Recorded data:
+ + + + +

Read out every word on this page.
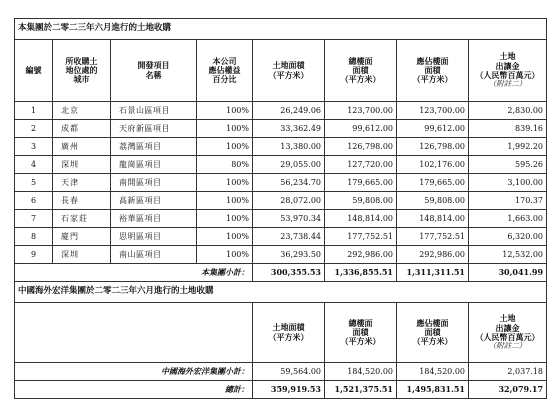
本集團於二零二三年六月進行的土地收購							
編號	所收購土
地位處的
城市	開發項目
名稱	本公司
應佔權益
百分比	土地面積
（平方米）	總樓面
面積
（平方米）	應佔樓面
面積
（平方米）	土地
出讓金
（人民幣百萬元）
（附註二）

1	北京	石景山區項目	100%	26,249.06	123,700.00	123,700.00	2,830.00
2	成都	天府新區項目	100%	33,362.49	99,612.00	99,612.00	839.16
3	廣州	荔灣區項目	100%	13,380.00	126,798.00	126,798.00	1,992.20
4	深圳	龍崗區項目	80%	29,055.00	127,720.00	102,176.00	595.26
5	天津	南開區項目	100%	56,234.70	179,665.00	179,665.00	3,100.00
6	長春	高新區項目	100%	28,072.00	59,808.00	59,808.00	170.37
7	石家莊	裕華區項目	100%	53,970.34	148,814.00	148,814.00	1,663.00
8	廈門	思明區項目	100%	23,738.44	177,752.51	177,752.51	6,320.00
9	深圳	南山區項目	100%	36,293.50	292,986.00	292,986.00	12,532.00
本集團小計：				300,355.53	1,336,855.51	1,311,311.51	30,041.99
中國海外宏洋集團於二零二三年六月進行的土地收購							

				土地面積
（平方米）	總樓面
面積
（平方米）	應佔樓面
面積
（平方米）	土地
出讓金
（人民幣百萬元）
（附註二）

中國海外宏洋集團小計：				59,564.00	184,520.00	184,520.00	2,037.18
總計：				359,919.53	1,521,375.51	1,495,831.51	32,079.17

+ + + + +

PROBLEM TO WORK ON —
Using the data above, write out every line exactly, leaving the images behind.

CORRECT RESULT —
Read out every word on this page.
本集團於二零二三年六月進行的土地收購							
編號	所收購土
地位處的
城市	開發項目
名稱	本公司
應佔權益
百分比	土地面積
（平方米）	總樓面
面積
（平方米）	應佔樓面
面積
（平方米）	土地
出讓金
（人民幣百萬元）
（附註二）

1	北京	石景山區項目	100%	26,249.06	123,700.00	123,700.00	2,830.00
2	成都	天府新區項目	100%	33,362.49	99,612.00	99,612.00	839.16
3	廣州	荔灣區項目	100%	13,380.00	126,798.00	126,798.00	1,992.20
4	深圳	龍崗區項目	80%	29,055.00	127,720.00	102,176.00	595.26
5	天津	南開區項目	100%	56,234.70	179,665.00	179,665.00	3,100.00
6	長春	高新區項目	100%	28,072.00	59,808.00	59,808.00	170.37
7	石家莊	裕華區項目	100%	53,970.34	148,814.00	148,814.00	1,663.00
8	廈門	思明區項目	100%	23,738.44	177,752.51	177,752.51	6,320.00
9	深圳	南山區項目	100%	36,293.50	292,986.00	292,986.00	12,532.00
本集團小計：				300,355.53	1,336,855.51	1,311,311.51	30,041.99
中國海外宏洋集團於二零二三年六月進行的土地收購							

				土地面積
（平方米）	總樓面
面積
（平方米）	應佔樓面
面積
（平方米）	土地
出讓金
（人民幣百萬元）
（附註二）

中國海外宏洋集團小計：				59,564.00	184,520.00	184,520.00	2,037.18
總計：				359,919.53	1,521,375.51	1,495,831.51	32,079.17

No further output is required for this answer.